• Written exercise
Lines containing the string "Strong" are to be collected in full.

━━━━━━━━━━━━━━━━

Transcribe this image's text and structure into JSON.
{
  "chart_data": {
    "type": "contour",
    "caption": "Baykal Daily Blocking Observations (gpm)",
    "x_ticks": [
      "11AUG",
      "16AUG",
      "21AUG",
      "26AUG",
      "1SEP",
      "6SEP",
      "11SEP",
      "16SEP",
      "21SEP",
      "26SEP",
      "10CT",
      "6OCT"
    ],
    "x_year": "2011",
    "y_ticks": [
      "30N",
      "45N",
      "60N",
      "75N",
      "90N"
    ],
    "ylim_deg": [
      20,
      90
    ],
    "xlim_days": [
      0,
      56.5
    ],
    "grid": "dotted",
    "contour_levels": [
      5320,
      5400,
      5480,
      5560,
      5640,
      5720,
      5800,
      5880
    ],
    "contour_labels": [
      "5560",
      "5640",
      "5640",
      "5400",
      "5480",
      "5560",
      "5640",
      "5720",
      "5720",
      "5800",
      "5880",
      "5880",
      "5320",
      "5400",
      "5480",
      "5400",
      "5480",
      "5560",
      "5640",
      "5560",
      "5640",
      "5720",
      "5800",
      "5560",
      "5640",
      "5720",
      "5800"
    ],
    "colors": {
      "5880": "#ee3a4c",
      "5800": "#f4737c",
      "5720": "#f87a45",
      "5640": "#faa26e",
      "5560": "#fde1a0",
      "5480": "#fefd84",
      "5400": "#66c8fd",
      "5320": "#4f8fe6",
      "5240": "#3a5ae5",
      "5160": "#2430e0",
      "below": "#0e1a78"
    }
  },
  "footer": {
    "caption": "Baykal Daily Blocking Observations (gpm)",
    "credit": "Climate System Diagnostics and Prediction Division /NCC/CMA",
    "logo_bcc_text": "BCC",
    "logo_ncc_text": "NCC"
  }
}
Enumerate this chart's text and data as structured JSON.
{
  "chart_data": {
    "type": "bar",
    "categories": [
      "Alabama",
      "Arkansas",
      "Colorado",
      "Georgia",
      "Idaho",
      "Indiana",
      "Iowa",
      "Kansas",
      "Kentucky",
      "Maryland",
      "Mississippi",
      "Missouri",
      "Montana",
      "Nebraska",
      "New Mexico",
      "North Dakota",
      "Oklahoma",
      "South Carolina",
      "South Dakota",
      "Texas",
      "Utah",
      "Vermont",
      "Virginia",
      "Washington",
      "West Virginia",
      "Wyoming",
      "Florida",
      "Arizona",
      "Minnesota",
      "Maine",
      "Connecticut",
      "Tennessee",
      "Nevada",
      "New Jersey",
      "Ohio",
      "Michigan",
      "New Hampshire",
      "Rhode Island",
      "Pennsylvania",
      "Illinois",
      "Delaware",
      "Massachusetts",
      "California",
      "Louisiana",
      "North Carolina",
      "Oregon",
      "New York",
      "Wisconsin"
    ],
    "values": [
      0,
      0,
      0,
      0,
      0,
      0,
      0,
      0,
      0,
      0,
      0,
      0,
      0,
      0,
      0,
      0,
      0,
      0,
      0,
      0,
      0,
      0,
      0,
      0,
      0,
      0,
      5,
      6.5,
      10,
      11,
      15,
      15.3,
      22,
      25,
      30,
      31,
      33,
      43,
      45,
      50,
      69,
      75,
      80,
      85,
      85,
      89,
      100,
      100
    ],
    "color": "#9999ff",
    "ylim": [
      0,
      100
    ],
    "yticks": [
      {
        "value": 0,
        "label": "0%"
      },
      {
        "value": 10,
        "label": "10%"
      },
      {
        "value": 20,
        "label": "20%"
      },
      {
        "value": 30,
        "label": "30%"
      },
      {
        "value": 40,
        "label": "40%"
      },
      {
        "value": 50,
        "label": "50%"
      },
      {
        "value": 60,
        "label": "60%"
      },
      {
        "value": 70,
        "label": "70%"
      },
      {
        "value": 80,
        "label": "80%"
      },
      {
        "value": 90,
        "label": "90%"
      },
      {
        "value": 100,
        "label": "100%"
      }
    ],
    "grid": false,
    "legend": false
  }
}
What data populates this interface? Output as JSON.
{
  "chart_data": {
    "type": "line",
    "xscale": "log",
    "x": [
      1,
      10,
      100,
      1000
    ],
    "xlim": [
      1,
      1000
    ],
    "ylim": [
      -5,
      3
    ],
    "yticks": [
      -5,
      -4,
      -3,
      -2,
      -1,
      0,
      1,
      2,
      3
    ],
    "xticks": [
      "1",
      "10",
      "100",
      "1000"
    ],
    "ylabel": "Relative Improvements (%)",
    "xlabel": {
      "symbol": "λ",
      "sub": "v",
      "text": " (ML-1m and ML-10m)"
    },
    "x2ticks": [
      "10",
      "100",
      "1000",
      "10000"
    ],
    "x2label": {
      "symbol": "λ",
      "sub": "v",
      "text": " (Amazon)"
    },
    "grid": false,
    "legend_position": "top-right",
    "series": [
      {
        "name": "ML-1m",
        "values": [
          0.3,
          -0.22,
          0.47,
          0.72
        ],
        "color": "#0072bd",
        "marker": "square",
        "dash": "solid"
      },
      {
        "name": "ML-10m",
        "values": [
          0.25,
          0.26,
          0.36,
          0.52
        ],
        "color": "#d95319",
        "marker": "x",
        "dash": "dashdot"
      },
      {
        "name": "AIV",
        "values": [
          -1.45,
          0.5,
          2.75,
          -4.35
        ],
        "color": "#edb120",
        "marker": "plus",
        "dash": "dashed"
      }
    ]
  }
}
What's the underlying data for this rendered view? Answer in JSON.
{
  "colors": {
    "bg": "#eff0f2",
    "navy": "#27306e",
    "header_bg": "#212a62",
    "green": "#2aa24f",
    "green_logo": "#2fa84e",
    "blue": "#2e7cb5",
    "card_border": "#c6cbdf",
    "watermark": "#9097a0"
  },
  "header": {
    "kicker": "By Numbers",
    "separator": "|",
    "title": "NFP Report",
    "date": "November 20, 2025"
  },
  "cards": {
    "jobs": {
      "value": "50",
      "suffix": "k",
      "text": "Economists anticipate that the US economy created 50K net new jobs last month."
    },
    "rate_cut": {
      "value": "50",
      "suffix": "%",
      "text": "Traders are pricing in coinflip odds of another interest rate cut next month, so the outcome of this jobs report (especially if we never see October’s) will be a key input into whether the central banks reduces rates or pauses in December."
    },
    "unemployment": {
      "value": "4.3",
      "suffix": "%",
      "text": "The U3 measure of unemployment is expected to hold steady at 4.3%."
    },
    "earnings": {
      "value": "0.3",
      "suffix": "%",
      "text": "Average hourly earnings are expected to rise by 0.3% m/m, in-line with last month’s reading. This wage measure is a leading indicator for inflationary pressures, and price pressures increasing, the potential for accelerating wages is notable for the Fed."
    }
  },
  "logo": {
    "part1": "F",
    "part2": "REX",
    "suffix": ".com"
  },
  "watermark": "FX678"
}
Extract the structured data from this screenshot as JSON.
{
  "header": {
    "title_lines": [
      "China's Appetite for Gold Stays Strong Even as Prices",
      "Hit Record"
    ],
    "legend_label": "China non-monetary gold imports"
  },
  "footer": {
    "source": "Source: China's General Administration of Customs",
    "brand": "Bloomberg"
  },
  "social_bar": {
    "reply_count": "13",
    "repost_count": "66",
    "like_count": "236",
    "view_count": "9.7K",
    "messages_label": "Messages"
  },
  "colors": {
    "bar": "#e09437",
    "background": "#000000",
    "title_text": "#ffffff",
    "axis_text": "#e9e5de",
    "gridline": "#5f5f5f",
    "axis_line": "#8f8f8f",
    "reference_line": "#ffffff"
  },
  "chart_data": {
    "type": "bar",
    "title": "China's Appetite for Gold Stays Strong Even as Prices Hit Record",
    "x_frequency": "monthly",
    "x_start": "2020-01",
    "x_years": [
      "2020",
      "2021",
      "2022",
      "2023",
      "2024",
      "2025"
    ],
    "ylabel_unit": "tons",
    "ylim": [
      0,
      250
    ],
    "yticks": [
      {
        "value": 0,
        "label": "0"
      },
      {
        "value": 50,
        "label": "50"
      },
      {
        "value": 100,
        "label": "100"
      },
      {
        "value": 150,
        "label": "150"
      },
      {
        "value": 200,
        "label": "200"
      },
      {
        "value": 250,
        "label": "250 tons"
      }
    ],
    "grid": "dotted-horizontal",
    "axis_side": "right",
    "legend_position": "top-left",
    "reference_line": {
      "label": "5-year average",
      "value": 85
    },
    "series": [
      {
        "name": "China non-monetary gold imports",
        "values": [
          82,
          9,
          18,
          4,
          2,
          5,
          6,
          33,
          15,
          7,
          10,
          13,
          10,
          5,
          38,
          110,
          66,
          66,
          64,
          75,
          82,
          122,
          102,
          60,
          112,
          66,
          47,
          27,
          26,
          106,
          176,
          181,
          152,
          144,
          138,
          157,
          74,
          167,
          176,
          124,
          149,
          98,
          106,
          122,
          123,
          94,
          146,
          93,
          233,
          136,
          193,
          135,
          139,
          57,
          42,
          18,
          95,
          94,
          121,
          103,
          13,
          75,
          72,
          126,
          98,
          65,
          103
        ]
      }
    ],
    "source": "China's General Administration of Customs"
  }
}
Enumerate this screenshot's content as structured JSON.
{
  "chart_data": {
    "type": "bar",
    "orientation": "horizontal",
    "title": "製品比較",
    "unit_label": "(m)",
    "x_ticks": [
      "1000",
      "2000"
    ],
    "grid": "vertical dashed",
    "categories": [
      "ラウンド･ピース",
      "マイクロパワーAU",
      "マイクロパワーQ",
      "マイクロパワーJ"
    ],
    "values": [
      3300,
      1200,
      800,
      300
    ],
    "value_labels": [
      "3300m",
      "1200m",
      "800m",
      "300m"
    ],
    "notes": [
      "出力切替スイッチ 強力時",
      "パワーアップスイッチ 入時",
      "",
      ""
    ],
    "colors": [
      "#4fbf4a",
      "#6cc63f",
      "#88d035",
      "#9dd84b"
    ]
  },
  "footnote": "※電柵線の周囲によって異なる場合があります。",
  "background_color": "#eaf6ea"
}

━━━━━━━━━━━━━━━━

• In response
      "China's Appetite for Gold Stays Strong Even as Prices",
    "title": "China's Appetite for Gold Stays Strong Even as Prices Hit Record",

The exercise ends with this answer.